- [Work instructions]: Copy out all the entries exactly.

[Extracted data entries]

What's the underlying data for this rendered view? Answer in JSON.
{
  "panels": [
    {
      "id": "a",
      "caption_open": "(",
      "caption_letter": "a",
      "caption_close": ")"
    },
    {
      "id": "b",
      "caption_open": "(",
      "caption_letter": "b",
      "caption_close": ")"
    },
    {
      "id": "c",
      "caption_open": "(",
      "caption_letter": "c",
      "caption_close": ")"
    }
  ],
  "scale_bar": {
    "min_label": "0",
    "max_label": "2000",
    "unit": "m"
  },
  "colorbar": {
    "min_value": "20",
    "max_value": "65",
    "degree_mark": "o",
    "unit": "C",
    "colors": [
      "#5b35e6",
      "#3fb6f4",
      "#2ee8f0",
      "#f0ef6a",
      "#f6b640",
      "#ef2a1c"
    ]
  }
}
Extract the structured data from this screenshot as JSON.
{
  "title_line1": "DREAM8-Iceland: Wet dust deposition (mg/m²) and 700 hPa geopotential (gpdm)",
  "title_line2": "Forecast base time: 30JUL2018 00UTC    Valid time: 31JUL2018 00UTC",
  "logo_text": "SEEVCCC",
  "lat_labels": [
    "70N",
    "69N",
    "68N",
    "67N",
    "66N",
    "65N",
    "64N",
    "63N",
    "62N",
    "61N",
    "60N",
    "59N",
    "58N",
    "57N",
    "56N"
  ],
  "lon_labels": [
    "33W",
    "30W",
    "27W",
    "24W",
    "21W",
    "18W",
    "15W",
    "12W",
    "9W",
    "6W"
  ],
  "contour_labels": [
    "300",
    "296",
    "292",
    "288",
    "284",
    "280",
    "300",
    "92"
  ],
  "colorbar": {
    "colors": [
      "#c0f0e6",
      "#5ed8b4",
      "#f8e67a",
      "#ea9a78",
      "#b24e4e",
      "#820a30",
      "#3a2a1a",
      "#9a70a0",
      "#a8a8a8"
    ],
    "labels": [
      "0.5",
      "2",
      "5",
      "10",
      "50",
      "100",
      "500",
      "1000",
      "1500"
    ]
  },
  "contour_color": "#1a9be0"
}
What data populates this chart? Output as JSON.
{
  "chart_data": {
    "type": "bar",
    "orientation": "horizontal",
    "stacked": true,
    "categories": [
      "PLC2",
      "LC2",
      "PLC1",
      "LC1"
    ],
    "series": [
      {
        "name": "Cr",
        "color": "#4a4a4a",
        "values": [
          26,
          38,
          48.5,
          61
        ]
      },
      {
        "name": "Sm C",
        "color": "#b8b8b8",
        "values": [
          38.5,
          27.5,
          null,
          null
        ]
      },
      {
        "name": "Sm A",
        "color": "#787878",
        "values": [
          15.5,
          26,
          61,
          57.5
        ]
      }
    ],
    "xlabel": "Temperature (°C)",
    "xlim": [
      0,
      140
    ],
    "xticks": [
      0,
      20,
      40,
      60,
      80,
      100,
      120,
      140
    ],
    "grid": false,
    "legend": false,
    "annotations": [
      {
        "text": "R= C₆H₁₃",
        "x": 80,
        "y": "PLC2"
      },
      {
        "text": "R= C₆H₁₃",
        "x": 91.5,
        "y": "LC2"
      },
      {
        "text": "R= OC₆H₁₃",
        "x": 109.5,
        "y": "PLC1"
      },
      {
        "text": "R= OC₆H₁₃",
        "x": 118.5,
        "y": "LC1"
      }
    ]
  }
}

- [Result below]:
What's the underlying data for this rendered view? Answer in JSON.
{
  "panels": [
    {
      "id": "a",
      "caption_open": "(",
      "caption_letter": "a",
      "caption_close": ")"
    },
    {
      "id": "b",
      "caption_open": "(",
      "caption_letter": "b",
      "caption_close": ")"
    },
    {
      "id": "c",
      "caption_open": "(",
      "caption_letter": "c",
      "caption_close": ")"
    }
  ],
  "scale_bar": {
    "min_label": "0",
    "max_label": "2000",
    "unit": "m"
  },
  "colorbar": {
    "min_value": "20",
    "max_value": "65",
    "degree_mark": "o",
    "unit": "C",
    "colors": [
      "#5b35e6",
      "#3fb6f4",
      "#2ee8f0",
      "#f0ef6a",
      "#f6b640",
      "#ef2a1c"
    ]
  }
}
Extract the structured data from this screenshot as JSON.
{
  "title_line1": "DREAM8-Iceland: Wet dust deposition (mg/m²) and 700 hPa geopotential (gpdm)",
  "title_line2": "Forecast base time: 30JUL2018 00UTC    Valid time: 31JUL2018 00UTC",
  "logo_text": "SEEVCCC",
  "lat_labels": [
    "70N",
    "69N",
    "68N",
    "67N",
    "66N",
    "65N",
    "64N",
    "63N",
    "62N",
    "61N",
    "60N",
    "59N",
    "58N",
    "57N",
    "56N"
  ],
  "lon_labels": [
    "33W",
    "30W",
    "27W",
    "24W",
    "21W",
    "18W",
    "15W",
    "12W",
    "9W",
    "6W"
  ],
  "contour_labels": [
    "300",
    "296",
    "292",
    "288",
    "284",
    "280",
    "300",
    "92"
  ],
  "colorbar": {
    "colors": [
      "#c0f0e6",
      "#5ed8b4",
      "#f8e67a",
      "#ea9a78",
      "#b24e4e",
      "#820a30",
      "#3a2a1a",
      "#9a70a0",
      "#a8a8a8"
    ],
    "labels": [
      "0.5",
      "2",
      "5",
      "10",
      "50",
      "100",
      "500",
      "1000",
      "1500"
    ]
  },
  "contour_color": "#1a9be0"
}
What data populates this chart? Output as JSON.
{
  "chart_data": {
    "type": "bar",
    "orientation": "horizontal",
    "stacked": true,
    "categories": [
      "PLC2",
      "LC2",
      "PLC1",
      "LC1"
    ],
    "series": [
      {
        "name": "Cr",
        "color": "#4a4a4a",
        "values": [
          26,
          38,
          48.5,
          61
        ]
      },
      {
        "name": "Sm C",
        "color": "#b8b8b8",
        "values": [
          38.5,
          27.5,
          null,
          null
        ]
      },
      {
        "name": "Sm A",
        "color": "#787878",
        "values": [
          15.5,
          26,
          61,
          57.5
        ]
      }
    ],
    "xlabel": "Temperature (°C)",
    "xlim": [
      0,
      140
    ],
    "xticks": [
      0,
      20,
      40,
      60,
      80,
      100,
      120,
      140
    ],
    "grid": false,
    "legend": false,
    "annotations": [
      {
        "text": "R= C₆H₁₃",
        "x": 80,
        "y": "PLC2"
      },
      {
        "text": "R= C₆H₁₃",
        "x": 91.5,
        "y": "LC2"
      },
      {
        "text": "R= OC₆H₁₃",
        "x": 109.5,
        "y": "PLC1"
      },
      {
        "text": "R= OC₆H₁₃",
        "x": 118.5,
        "y": "LC1"
      }
    ]
  }
}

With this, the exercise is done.